### Uit te voeren:
Hernoem in alle vermeldingen hieronder elke "waveform" tot "signal-trace" en neem de vermeldingen verder ongewijzigd over. Laat de afbeeldingen weg uit je antwoord.

__________________________________________________

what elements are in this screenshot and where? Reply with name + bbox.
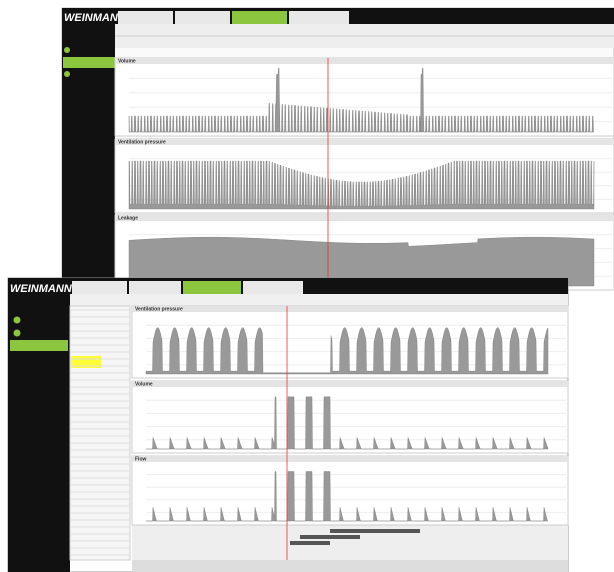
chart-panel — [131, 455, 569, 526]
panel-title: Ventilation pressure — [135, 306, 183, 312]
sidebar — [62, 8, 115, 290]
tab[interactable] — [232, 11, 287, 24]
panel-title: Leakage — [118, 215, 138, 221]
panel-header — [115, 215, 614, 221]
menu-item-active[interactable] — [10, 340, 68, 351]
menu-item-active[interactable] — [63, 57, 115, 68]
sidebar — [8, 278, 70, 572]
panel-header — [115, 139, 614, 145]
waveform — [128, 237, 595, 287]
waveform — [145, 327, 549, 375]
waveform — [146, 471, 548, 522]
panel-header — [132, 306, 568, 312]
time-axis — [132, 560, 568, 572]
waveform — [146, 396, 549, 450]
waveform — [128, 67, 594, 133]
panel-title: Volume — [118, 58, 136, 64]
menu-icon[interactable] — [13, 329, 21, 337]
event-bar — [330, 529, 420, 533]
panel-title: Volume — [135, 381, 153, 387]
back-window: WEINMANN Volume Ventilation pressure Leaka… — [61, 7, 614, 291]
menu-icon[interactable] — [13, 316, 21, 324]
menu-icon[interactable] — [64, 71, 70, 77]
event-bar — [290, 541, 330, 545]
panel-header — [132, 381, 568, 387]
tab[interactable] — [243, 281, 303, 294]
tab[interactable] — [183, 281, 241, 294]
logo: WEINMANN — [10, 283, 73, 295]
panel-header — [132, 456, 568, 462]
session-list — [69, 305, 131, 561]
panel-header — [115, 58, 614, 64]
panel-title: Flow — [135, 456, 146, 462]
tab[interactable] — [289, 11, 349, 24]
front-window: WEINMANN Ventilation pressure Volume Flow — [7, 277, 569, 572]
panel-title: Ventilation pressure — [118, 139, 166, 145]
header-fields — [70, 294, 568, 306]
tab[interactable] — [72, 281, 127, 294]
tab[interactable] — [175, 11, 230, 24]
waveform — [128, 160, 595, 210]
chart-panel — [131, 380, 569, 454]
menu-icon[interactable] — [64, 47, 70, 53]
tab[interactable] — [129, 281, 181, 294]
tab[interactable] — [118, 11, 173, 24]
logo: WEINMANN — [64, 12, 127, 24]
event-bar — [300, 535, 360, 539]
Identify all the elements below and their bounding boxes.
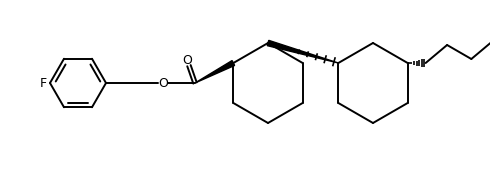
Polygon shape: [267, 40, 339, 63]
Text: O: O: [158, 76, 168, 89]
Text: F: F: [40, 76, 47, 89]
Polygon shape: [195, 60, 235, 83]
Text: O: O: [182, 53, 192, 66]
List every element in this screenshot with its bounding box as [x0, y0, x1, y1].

__________________________________________________

### Uitwerking:
what elements are in this screenshot and where? Reply with name + bbox.
chart-panel — [131, 455, 569, 526]
panel-title: Ventilation pressure — [135, 306, 183, 312]
sidebar — [62, 8, 115, 290]
tab[interactable] — [232, 11, 287, 24]
panel-title: Leakage — [118, 215, 138, 221]
panel-header — [115, 215, 614, 221]
menu-item-active[interactable] — [10, 340, 68, 351]
menu-item-active[interactable] — [63, 57, 115, 68]
sidebar — [8, 278, 70, 572]
panel-header — [115, 139, 614, 145]
signal-trace — [128, 237, 595, 287]
signal-trace — [145, 327, 549, 375]
signal-trace — [146, 471, 548, 522]
panel-header — [132, 306, 568, 312]
time-axis — [132, 560, 568, 572]
signal-trace — [146, 396, 549, 450]
signal-trace — [128, 67, 594, 133]
panel-title: Volume — [118, 58, 136, 64]
menu-icon[interactable] — [13, 329, 21, 337]
event-bar — [330, 529, 420, 533]
panel-title: Volume — [135, 381, 153, 387]
back-window: WEINMANN Volume Ventilation pressure Leaka… — [61, 7, 614, 291]
menu-icon[interactable] — [13, 316, 21, 324]
menu-icon[interactable] — [64, 71, 70, 77]
event-bar — [290, 541, 330, 545]
panel-header — [132, 381, 568, 387]
tab[interactable] — [243, 281, 303, 294]
tab[interactable] — [183, 281, 241, 294]
logo: WEINMANN — [10, 283, 73, 295]
panel-header — [132, 456, 568, 462]
session-list — [69, 305, 131, 561]
panel-header — [115, 58, 614, 64]
panel-title: Flow — [135, 456, 146, 462]
tab[interactable] — [289, 11, 349, 24]
front-window: WEINMANN Ventilation pressure Volume Flow — [7, 277, 569, 572]
panel-title: Ventilation pressure — [118, 139, 166, 145]
header-fields — [70, 294, 568, 306]
tab[interactable] — [72, 281, 127, 294]
tab[interactable] — [175, 11, 230, 24]
signal-trace — [128, 160, 595, 210]
chart-panel — [131, 380, 569, 454]
menu-icon[interactable] — [64, 47, 70, 53]
tab[interactable] — [129, 281, 181, 294]
tab[interactable] — [118, 11, 173, 24]
logo: WEINMANN — [64, 12, 127, 24]
event-bar — [300, 535, 360, 539]
Identify all the elements below and their bounding boxes.
Polygon shape: [267, 40, 339, 63]
Text: O: O: [158, 76, 168, 89]
Text: F: F: [40, 76, 47, 89]
Polygon shape: [195, 60, 235, 83]
Text: O: O: [182, 53, 192, 66]
List every element in this screenshot with its bounding box as [x0, y0, x1, y1].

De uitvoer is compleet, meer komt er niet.